JOB: Extract the full set of records, then give each one again exactly.
************
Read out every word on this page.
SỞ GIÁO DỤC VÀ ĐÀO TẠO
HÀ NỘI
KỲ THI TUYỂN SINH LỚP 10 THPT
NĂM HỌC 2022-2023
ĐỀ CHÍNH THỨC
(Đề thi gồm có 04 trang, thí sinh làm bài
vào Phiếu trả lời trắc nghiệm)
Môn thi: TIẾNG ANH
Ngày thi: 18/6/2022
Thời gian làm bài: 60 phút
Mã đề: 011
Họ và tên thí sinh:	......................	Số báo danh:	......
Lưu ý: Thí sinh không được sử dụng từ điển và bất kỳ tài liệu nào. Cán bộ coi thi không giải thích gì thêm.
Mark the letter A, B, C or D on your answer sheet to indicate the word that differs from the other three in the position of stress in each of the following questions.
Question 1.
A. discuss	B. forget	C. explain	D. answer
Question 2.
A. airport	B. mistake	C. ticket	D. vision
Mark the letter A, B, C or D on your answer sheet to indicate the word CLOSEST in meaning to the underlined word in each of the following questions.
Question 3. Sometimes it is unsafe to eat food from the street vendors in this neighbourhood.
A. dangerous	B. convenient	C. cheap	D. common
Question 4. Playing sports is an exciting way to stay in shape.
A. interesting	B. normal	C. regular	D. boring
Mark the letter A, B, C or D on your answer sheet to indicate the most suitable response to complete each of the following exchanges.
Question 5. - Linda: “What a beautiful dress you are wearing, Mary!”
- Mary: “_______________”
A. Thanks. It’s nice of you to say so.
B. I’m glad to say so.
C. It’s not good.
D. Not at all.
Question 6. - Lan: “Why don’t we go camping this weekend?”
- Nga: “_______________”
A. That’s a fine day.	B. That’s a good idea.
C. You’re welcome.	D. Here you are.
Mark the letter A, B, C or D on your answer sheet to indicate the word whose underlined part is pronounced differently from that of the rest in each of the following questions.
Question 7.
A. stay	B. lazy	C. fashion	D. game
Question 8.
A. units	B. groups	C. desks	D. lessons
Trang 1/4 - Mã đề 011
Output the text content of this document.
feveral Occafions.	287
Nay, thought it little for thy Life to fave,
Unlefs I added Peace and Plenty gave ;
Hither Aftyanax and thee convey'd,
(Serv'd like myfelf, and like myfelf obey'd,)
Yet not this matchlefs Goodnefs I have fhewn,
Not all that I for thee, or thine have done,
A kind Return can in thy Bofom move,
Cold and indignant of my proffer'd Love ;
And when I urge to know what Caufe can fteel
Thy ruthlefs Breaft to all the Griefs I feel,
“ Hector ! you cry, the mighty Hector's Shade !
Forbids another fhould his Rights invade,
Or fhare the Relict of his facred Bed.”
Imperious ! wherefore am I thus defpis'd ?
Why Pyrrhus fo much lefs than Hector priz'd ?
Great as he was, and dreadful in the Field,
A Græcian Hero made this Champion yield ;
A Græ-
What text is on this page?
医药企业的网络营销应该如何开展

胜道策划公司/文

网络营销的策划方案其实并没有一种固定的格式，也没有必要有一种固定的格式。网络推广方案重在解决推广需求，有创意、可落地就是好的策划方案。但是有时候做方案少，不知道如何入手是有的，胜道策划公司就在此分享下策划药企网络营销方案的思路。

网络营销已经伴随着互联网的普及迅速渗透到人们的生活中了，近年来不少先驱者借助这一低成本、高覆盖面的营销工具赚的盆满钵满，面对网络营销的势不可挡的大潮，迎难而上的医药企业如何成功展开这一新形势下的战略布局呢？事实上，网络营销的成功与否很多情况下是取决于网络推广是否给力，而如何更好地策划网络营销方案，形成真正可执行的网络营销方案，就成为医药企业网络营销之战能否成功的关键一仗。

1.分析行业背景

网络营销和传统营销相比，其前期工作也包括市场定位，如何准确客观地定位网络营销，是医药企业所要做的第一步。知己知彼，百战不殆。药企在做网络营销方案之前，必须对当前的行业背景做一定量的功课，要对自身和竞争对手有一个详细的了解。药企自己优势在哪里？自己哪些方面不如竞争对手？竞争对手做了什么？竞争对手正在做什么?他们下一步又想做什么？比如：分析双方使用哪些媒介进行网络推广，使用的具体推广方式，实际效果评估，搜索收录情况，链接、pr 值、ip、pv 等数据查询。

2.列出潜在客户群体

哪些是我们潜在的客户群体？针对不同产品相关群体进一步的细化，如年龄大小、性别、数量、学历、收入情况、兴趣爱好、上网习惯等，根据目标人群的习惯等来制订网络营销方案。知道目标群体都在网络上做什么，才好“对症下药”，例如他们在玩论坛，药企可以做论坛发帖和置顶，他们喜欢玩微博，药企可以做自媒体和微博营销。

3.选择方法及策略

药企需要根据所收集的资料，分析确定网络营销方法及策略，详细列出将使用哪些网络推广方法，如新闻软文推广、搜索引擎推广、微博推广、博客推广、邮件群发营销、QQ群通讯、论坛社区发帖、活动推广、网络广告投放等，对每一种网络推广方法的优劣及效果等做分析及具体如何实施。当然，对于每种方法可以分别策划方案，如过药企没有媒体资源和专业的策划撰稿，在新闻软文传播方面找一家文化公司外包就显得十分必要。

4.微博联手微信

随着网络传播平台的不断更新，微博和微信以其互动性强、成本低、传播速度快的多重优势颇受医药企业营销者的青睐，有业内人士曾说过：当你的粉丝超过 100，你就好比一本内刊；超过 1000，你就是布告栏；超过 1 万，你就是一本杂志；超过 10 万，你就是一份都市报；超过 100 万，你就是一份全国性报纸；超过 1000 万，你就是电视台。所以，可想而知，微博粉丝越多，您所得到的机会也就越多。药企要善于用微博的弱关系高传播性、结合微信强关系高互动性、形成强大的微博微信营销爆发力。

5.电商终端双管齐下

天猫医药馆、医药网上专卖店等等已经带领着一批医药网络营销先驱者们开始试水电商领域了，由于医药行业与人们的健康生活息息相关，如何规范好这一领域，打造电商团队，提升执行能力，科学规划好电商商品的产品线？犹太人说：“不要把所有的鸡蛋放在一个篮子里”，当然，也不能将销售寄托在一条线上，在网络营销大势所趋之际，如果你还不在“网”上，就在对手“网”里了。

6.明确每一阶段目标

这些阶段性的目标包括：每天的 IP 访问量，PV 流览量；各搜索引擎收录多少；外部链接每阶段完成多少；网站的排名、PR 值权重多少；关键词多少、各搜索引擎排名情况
************
ANSWER TO THE PROBLEM:
Read out every word on this page.
SỞ GIÁO DỤC VÀ ĐÀO TẠO
HÀ NỘI
KỲ THI TUYỂN SINH LỚP 10 THPT
NĂM HỌC 2022-2023
ĐỀ CHÍNH THỨC
(Đề thi gồm có 04 trang, thí sinh làm bài
vào Phiếu trả lời trắc nghiệm)
Môn thi: TIẾNG ANH
Ngày thi: 18/6/2022
Thời gian làm bài: 60 phút
Mã đề: 011
Họ và tên thí sinh:	......................	Số báo danh:	......
Lưu ý: Thí sinh không được sử dụng từ điển và bất kỳ tài liệu nào. Cán bộ coi thi không giải thích gì thêm.
Mark the letter A, B, C or D on your answer sheet to indicate the word that differs from the other three in the position of stress in each of the following questions.
Question 1.
A. discuss	B. forget	C. explain	D. answer
Question 2.
A. airport	B. mistake	C. ticket	D. vision
Mark the letter A, B, C or D on your answer sheet to indicate the word CLOSEST in meaning to the underlined word in each of the following questions.
Question 3. Sometimes it is unsafe to eat food from the street vendors in this neighbourhood.
A. dangerous	B. convenient	C. cheap	D. common
Question 4. Playing sports is an exciting way to stay in shape.
A. interesting	B. normal	C. regular	D. boring
Mark the letter A, B, C or D on your answer sheet to indicate the most suitable response to complete each of the following exchanges.
Question 5. - Linda: “What a beautiful dress you are wearing, Mary!”
- Mary: “_______________”
A. Thanks. It’s nice of you to say so.
B. I’m glad to say so.
C. It’s not good.
D. Not at all.
Question 6. - Lan: “Why don’t we go camping this weekend?”
- Nga: “_______________”
A. That’s a fine day.	B. That’s a good idea.
C. You’re welcome.	D. Here you are.
Mark the letter A, B, C or D on your answer sheet to indicate the word whose underlined part is pronounced differently from that of the rest in each of the following questions.
Question 7.
A. stay	B. lazy	C. fashion	D. game
Question 8.
A. units	B. groups	C. desks	D. lessons
Trang 1/4 - Mã đề 011
Output the text content of this document.
feveral Occafions.	287
Nay, thought it little for thy Life to fave,
Unlefs I added Peace and Plenty gave ;
Hither Aftyanax and thee convey'd,
(Serv'd like myfelf, and like myfelf obey'd,)
Yet not this matchlefs Goodnefs I have fhewn,
Not all that I for thee, or thine have done,
A kind Return can in thy Bofom move,
Cold and indignant of my proffer'd Love ;
And when I urge to know what Caufe can fteel
Thy ruthlefs Breaft to all the Griefs I feel,
“ Hector ! you cry, the mighty Hector's Shade !
Forbids another fhould his Rights invade,
Or fhare the Relict of his facred Bed.”
Imperious ! wherefore am I thus defpis'd ?
Why Pyrrhus fo much lefs than Hector priz'd ?
Great as he was, and dreadful in the Field,
A Græcian Hero made this Champion yield ;
A Græ-
What text is on this page?
医药企业的网络营销应该如何开展

胜道策划公司/文

网络营销的策划方案其实并没有一种固定的格式，也没有必要有一种固定的格式。网络推广方案重在解决推广需求，有创意、可落地就是好的策划方案。但是有时候做方案少，不知道如何入手是有的，胜道策划公司就在此分享下策划药企网络营销方案的思路。

网络营销已经伴随着互联网的普及迅速渗透到人们的生活中了，近年来不少先驱者借助这一低成本、高覆盖面的营销工具赚的盆满钵满，面对网络营销的势不可挡的大潮，迎难而上的医药企业如何成功展开这一新形势下的战略布局呢？事实上，网络营销的成功与否很多情况下是取决于网络推广是否给力，而如何更好地策划网络营销方案，形成真正可执行的网络营销方案，就成为医药企业网络营销之战能否成功的关键一仗。

1.分析行业背景

网络营销和传统营销相比，其前期工作也包括市场定位，如何准确客观地定位网络营销，是医药企业所要做的第一步。知己知彼，百战不殆。药企在做网络营销方案之前，必须对当前的行业背景做一定量的功课，要对自身和竞争对手有一个详细的了解。药企自己优势在哪里？自己哪些方面不如竞争对手？竞争对手做了什么？竞争对手正在做什么?他们下一步又想做什么？比如：分析双方使用哪些媒介进行网络推广，使用的具体推广方式，实际效果评估，搜索收录情况，链接、pr 值、ip、pv 等数据查询。

2.列出潜在客户群体

哪些是我们潜在的客户群体？针对不同产品相关群体进一步的细化，如年龄大小、性别、数量、学历、收入情况、兴趣爱好、上网习惯等，根据目标人群的习惯等来制订网络营销方案。知道目标群体都在网络上做什么，才好“对症下药”，例如他们在玩论坛，药企可以做论坛发帖和置顶，他们喜欢玩微博，药企可以做自媒体和微博营销。

3.选择方法及策略

药企需要根据所收集的资料，分析确定网络营销方法及策略，详细列出将使用哪些网络推广方法，如新闻软文推广、搜索引擎推广、微博推广、博客推广、邮件群发营销、QQ群通讯、论坛社区发帖、活动推广、网络广告投放等，对每一种网络推广方法的优劣及效果等做分析及具体如何实施。当然，对于每种方法可以分别策划方案，如过药企没有媒体资源和专业的策划撰稿，在新闻软文传播方面找一家文化公司外包就显得十分必要。

4.微博联手微信

随着网络传播平台的不断更新，微博和微信以其互动性强、成本低、传播速度快的多重优势颇受医药企业营销者的青睐，有业内人士曾说过：当你的粉丝超过 100，你就好比一本内刊；超过 1000，你就是布告栏；超过 1 万，你就是一本杂志；超过 10 万，你就是一份都市报；超过 100 万，你就是一份全国性报纸；超过 1000 万，你就是电视台。所以，可想而知，微博粉丝越多，您所得到的机会也就越多。药企要善于用微博的弱关系高传播性、结合微信强关系高互动性、形成强大的微博微信营销爆发力。

5.电商终端双管齐下

天猫医药馆、医药网上专卖店等等已经带领着一批医药网络营销先驱者们开始试水电商领域了，由于医药行业与人们的健康生活息息相关，如何规范好这一领域，打造电商团队，提升执行能力，科学规划好电商商品的产品线？犹太人说：“不要把所有的鸡蛋放在一个篮子里”，当然，也不能将销售寄托在一条线上，在网络营销大势所趋之际，如果你还不在“网”上，就在对手“网”里了。

6.明确每一阶段目标

这些阶段性的目标包括：每天的 IP 访问量，PV 流览量；各搜索引擎收录多少；外部链接每阶段完成多少；网站的排名、PR 值权重多少；关键词多少、各搜索引擎排名情况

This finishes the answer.